• _DATA SUPPLIED_:
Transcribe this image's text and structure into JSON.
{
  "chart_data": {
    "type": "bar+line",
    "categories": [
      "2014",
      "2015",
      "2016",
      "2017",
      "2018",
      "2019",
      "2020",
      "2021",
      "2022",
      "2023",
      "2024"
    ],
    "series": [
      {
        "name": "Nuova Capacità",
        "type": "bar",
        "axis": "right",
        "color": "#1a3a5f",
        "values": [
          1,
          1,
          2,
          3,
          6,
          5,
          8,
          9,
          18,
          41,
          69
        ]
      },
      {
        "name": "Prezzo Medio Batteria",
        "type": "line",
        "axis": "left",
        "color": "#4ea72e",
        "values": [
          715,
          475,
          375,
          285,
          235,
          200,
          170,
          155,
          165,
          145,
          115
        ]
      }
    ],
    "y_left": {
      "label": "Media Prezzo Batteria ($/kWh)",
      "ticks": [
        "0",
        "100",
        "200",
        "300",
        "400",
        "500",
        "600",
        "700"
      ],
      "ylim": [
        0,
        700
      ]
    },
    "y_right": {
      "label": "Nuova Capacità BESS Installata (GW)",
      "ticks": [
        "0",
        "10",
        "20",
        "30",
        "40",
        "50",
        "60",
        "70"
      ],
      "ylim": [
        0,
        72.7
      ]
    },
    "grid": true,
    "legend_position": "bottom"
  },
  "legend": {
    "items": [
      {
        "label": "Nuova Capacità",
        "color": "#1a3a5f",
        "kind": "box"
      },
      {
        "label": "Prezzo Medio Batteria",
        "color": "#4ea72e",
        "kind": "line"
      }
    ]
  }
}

• _WHAT IS EXPECTED_: From the records above, please extract every line and repeat it exactly.

• _RESPONSE FOR THIS EXERCISE_:
Transcribe this image's text and structure into JSON.
{
  "chart_data": {
    "type": "bar+line",
    "categories": [
      "2014",
      "2015",
      "2016",
      "2017",
      "2018",
      "2019",
      "2020",
      "2021",
      "2022",
      "2023",
      "2024"
    ],
    "series": [
      {
        "name": "Nuova Capacità",
        "type": "bar",
        "axis": "right",
        "color": "#1a3a5f",
        "values": [
          1,
          1,
          2,
          3,
          6,
          5,
          8,
          9,
          18,
          41,
          69
        ]
      },
      {
        "name": "Prezzo Medio Batteria",
        "type": "line",
        "axis": "left",
        "color": "#4ea72e",
        "values": [
          715,
          475,
          375,
          285,
          235,
          200,
          170,
          155,
          165,
          145,
          115
        ]
      }
    ],
    "y_left": {
      "label": "Media Prezzo Batteria ($/kWh)",
      "ticks": [
        "0",
        "100",
        "200",
        "300",
        "400",
        "500",
        "600",
        "700"
      ],
      "ylim": [
        0,
        700
      ]
    },
    "y_right": {
      "label": "Nuova Capacità BESS Installata (GW)",
      "ticks": [
        "0",
        "10",
        "20",
        "30",
        "40",
        "50",
        "60",
        "70"
      ],
      "ylim": [
        0,
        72.7
      ]
    },
    "grid": true,
    "legend_position": "bottom"
  },
  "legend": {
    "items": [
      {
        "label": "Nuova Capacità",
        "color": "#1a3a5f",
        "kind": "box"
      },
      {
        "label": "Prezzo Medio Batteria",
        "color": "#4ea72e",
        "kind": "line"
      }
    ]
  }
}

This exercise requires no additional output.